[Entries taken from a collection]

————

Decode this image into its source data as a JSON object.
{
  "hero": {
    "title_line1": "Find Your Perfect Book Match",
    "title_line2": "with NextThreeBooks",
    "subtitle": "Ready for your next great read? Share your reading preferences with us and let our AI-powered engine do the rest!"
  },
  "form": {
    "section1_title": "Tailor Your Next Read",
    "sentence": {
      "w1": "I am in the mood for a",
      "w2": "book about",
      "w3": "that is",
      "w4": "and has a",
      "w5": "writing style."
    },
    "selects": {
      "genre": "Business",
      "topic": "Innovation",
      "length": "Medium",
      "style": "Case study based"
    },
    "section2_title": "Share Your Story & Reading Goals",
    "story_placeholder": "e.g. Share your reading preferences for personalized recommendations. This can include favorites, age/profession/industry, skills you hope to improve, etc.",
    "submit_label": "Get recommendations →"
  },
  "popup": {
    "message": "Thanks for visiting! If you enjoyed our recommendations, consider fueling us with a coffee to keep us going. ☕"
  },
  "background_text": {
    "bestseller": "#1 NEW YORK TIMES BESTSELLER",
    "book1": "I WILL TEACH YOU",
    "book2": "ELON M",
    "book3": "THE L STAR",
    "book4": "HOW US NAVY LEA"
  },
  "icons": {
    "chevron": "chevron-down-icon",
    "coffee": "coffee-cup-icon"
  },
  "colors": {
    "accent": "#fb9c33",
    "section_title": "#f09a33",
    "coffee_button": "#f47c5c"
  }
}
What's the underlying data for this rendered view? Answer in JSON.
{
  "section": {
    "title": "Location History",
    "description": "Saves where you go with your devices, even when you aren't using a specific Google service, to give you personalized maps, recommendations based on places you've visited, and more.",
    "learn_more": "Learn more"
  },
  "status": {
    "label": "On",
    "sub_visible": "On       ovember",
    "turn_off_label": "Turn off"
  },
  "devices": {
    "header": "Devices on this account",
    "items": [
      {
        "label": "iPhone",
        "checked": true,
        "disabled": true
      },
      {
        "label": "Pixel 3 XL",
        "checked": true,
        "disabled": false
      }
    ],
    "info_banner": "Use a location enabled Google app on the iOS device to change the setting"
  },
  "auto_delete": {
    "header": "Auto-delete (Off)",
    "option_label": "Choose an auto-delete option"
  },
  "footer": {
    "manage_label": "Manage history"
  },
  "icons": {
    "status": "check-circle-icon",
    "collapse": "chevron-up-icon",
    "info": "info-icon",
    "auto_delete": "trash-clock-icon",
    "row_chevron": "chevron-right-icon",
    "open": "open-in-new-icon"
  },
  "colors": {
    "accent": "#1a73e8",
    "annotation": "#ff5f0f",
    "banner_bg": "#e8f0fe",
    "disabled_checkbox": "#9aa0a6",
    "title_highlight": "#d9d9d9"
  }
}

————

- **What you should do**: Go through the material above and copy each line that has the word "data".

- **Exercise solution**:
Decode this image into its source data as a JSON object.
What's the underlying data for this rendered view? Answer in JSON.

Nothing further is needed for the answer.